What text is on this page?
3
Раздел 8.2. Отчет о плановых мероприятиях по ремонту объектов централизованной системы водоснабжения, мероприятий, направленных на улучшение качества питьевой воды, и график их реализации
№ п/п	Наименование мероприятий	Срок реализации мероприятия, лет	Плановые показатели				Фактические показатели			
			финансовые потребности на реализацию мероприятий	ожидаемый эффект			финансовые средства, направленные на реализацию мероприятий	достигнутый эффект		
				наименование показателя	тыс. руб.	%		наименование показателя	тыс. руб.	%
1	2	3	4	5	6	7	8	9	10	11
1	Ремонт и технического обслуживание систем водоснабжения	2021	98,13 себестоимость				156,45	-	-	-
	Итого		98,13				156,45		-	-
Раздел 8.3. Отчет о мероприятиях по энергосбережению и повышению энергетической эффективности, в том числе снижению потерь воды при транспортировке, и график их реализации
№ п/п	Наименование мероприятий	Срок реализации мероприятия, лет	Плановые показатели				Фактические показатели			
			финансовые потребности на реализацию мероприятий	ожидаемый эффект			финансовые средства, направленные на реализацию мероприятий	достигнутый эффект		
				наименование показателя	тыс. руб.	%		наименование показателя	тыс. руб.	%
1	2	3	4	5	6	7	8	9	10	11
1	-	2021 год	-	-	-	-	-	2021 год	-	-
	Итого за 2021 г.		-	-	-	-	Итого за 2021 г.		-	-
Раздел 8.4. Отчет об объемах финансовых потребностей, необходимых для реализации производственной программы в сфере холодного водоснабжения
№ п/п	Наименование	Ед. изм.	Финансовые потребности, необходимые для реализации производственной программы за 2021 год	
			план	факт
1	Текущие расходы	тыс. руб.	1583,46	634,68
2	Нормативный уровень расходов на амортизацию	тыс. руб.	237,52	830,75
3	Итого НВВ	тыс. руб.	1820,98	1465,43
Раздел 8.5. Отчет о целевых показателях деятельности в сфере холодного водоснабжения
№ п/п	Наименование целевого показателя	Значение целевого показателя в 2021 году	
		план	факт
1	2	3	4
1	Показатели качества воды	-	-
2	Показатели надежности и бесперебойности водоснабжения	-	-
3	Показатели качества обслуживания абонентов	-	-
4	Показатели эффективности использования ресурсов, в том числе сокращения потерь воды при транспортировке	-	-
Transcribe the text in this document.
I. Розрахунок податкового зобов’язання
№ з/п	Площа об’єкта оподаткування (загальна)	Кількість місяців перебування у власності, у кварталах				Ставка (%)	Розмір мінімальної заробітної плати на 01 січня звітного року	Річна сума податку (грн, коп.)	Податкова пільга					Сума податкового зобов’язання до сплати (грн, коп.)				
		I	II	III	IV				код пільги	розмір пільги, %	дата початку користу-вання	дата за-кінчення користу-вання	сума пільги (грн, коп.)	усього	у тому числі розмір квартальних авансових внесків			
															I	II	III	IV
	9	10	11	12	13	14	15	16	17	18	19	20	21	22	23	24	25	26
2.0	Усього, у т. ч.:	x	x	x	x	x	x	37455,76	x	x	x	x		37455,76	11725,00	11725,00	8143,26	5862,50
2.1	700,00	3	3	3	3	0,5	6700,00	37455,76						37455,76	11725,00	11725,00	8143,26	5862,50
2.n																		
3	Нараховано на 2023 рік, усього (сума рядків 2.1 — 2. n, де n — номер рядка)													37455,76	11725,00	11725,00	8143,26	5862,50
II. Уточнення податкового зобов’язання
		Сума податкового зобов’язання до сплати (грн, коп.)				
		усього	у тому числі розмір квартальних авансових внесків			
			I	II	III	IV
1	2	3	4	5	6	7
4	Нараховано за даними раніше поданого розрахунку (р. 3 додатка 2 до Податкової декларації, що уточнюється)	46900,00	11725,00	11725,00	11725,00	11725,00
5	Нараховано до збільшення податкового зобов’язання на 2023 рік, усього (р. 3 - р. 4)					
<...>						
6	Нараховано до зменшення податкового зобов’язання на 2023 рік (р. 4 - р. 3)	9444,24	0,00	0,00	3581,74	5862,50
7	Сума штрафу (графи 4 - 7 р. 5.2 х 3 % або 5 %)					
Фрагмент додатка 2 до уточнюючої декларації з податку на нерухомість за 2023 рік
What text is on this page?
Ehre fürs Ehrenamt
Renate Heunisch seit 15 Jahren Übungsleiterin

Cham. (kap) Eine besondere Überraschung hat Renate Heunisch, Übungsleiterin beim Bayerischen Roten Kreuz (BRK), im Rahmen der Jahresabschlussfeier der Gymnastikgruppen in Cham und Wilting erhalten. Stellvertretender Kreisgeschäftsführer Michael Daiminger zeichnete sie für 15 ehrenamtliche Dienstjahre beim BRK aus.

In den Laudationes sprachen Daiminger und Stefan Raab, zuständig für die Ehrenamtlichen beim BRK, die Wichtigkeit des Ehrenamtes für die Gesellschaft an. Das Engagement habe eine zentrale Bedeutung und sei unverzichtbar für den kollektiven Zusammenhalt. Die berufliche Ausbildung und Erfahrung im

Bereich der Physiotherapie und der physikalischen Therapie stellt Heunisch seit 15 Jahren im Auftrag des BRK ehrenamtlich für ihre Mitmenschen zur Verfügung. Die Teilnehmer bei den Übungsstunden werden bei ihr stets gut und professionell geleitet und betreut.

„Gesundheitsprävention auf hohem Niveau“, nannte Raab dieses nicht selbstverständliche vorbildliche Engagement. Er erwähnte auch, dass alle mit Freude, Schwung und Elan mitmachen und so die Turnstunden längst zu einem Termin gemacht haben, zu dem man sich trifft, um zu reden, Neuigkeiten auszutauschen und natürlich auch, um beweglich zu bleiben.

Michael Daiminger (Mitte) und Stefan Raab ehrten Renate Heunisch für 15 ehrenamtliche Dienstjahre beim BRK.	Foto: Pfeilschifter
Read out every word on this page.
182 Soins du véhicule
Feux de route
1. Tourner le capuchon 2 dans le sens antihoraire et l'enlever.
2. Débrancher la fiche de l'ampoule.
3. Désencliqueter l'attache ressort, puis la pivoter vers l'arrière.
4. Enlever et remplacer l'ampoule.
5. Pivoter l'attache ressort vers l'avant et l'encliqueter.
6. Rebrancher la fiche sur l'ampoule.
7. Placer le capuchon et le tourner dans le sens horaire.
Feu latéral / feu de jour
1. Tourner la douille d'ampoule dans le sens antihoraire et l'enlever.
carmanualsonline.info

EXERCISE REQUIREMENTS :: Each line above must be printed exactly as it appears.

OUTPUT BELOW ::
What text is on this page?
3
Раздел 8.2. Отчет о плановых мероприятиях по ремонту объектов централизованной системы водоснабжения, мероприятий, направленных на улучшение качества питьевой воды, и график их реализации
№ п/п	Наименование мероприятий	Срок реализации мероприятия, лет	Плановые показатели				Фактические показатели			
			финансовые потребности на реализацию мероприятий	ожидаемый эффект			финансовые средства, направленные на реализацию мероприятий	достигнутый эффект		
				наименование показателя	тыс. руб.	%		наименование показателя	тыс. руб.	%
1	2	3	4	5	6	7	8	9	10	11
1	Ремонт и технического обслуживание систем водоснабжения	2021	98,13 себестоимость				156,45	-	-	-
	Итого		98,13				156,45		-	-
Раздел 8.3. Отчет о мероприятиях по энергосбережению и повышению энергетической эффективности, в том числе снижению потерь воды при транспортировке, и график их реализации
№ п/п	Наименование мероприятий	Срок реализации мероприятия, лет	Плановые показатели				Фактические показатели			
			финансовые потребности на реализацию мероприятий	ожидаемый эффект			финансовые средства, направленные на реализацию мероприятий	достигнутый эффект		
				наименование показателя	тыс. руб.	%		наименование показателя	тыс. руб.	%
1	2	3	4	5	6	7	8	9	10	11
1	-	2021 год	-	-	-	-	-	2021 год	-	-
	Итого за 2021 г.		-	-	-	-	Итого за 2021 г.		-	-
Раздел 8.4. Отчет об объемах финансовых потребностей, необходимых для реализации производственной программы в сфере холодного водоснабжения
№ п/п	Наименование	Ед. изм.	Финансовые потребности, необходимые для реализации производственной программы за 2021 год	
			план	факт
1	Текущие расходы	тыс. руб.	1583,46	634,68
2	Нормативный уровень расходов на амортизацию	тыс. руб.	237,52	830,75
3	Итого НВВ	тыс. руб.	1820,98	1465,43
Раздел 8.5. Отчет о целевых показателях деятельности в сфере холодного водоснабжения
№ п/п	Наименование целевого показателя	Значение целевого показателя в 2021 году	
		план	факт
1	2	3	4
1	Показатели качества воды	-	-
2	Показатели надежности и бесперебойности водоснабжения	-	-
3	Показатели качества обслуживания абонентов	-	-
4	Показатели эффективности использования ресурсов, в том числе сокращения потерь воды при транспортировке	-	-
Transcribe the text in this document.
I. Розрахунок податкового зобов’язання
№ з/п	Площа об’єкта оподаткування (загальна)	Кількість місяців перебування у власності, у кварталах				Ставка (%)	Розмір мінімальної заробітної плати на 01 січня звітного року	Річна сума податку (грн, коп.)	Податкова пільга					Сума податкового зобов’язання до сплати (грн, коп.)				
		I	II	III	IV				код пільги	розмір пільги, %	дата початку користу-вання	дата за-кінчення користу-вання	сума пільги (грн, коп.)	усього	у тому числі розмір квартальних авансових внесків			
															I	II	III	IV
	9	10	11	12	13	14	15	16	17	18	19	20	21	22	23	24	25	26
2.0	Усього, у т. ч.:	x	x	x	x	x	x	37455,76	x	x	x	x		37455,76	11725,00	11725,00	8143,26	5862,50
2.1	700,00	3	3	3	3	0,5	6700,00	37455,76						37455,76	11725,00	11725,00	8143,26	5862,50
2.n																		
3	Нараховано на 2023 рік, усього (сума рядків 2.1 — 2. n, де n — номер рядка)													37455,76	11725,00	11725,00	8143,26	5862,50
II. Уточнення податкового зобов’язання
		Сума податкового зобов’язання до сплати (грн, коп.)				
		усього	у тому числі розмір квартальних авансових внесків			
			I	II	III	IV
1	2	3	4	5	6	7
4	Нараховано за даними раніше поданого розрахунку (р. 3 додатка 2 до Податкової декларації, що уточнюється)	46900,00	11725,00	11725,00	11725,00	11725,00
5	Нараховано до збільшення податкового зобов’язання на 2023 рік, усього (р. 3 - р. 4)					
<...>						
6	Нараховано до зменшення податкового зобов’язання на 2023 рік (р. 4 - р. 3)	9444,24	0,00	0,00	3581,74	5862,50
7	Сума штрафу (графи 4 - 7 р. 5.2 х 3 % або 5 %)					
Фрагмент додатка 2 до уточнюючої декларації з податку на нерухомість за 2023 рік
What text is on this page?
Ehre fürs Ehrenamt
Renate Heunisch seit 15 Jahren Übungsleiterin

Cham. (kap) Eine besondere Überraschung hat Renate Heunisch, Übungsleiterin beim Bayerischen Roten Kreuz (BRK), im Rahmen der Jahresabschlussfeier der Gymnastikgruppen in Cham und Wilting erhalten. Stellvertretender Kreisgeschäftsführer Michael Daiminger zeichnete sie für 15 ehrenamtliche Dienstjahre beim BRK aus.

In den Laudationes sprachen Daiminger und Stefan Raab, zuständig für die Ehrenamtlichen beim BRK, die Wichtigkeit des Ehrenamtes für die Gesellschaft an. Das Engagement habe eine zentrale Bedeutung und sei unverzichtbar für den kollektiven Zusammenhalt. Die berufliche Ausbildung und Erfahrung im

Bereich der Physiotherapie und der physikalischen Therapie stellt Heunisch seit 15 Jahren im Auftrag des BRK ehrenamtlich für ihre Mitmenschen zur Verfügung. Die Teilnehmer bei den Übungsstunden werden bei ihr stets gut und professionell geleitet und betreut.

„Gesundheitsprävention auf hohem Niveau“, nannte Raab dieses nicht selbstverständliche vorbildliche Engagement. Er erwähnte auch, dass alle mit Freude, Schwung und Elan mitmachen und so die Turnstunden längst zu einem Termin gemacht haben, zu dem man sich trifft, um zu reden, Neuigkeiten auszutauschen und natürlich auch, um beweglich zu bleiben.

Michael Daiminger (Mitte) und Stefan Raab ehrten Renate Heunisch für 15 ehrenamtliche Dienstjahre beim BRK.	Foto: Pfeilschifter
Read out every word on this page.
182 Soins du véhicule
Feux de route
1. Tourner le capuchon 2 dans le sens antihoraire et l'enlever.
2. Débrancher la fiche de l'ampoule.
3. Désencliqueter l'attache ressort, puis la pivoter vers l'arrière.
4. Enlever et remplacer l'ampoule.
5. Pivoter l'attache ressort vers l'avant et l'encliqueter.
6. Rebrancher la fiche sur l'ampoule.
7. Placer le capuchon et le tourner dans le sens horaire.
Feu latéral / feu de jour
1. Tourner la douille d'ampoule dans le sens antihoraire et l'enlever.
carmanualsonline.info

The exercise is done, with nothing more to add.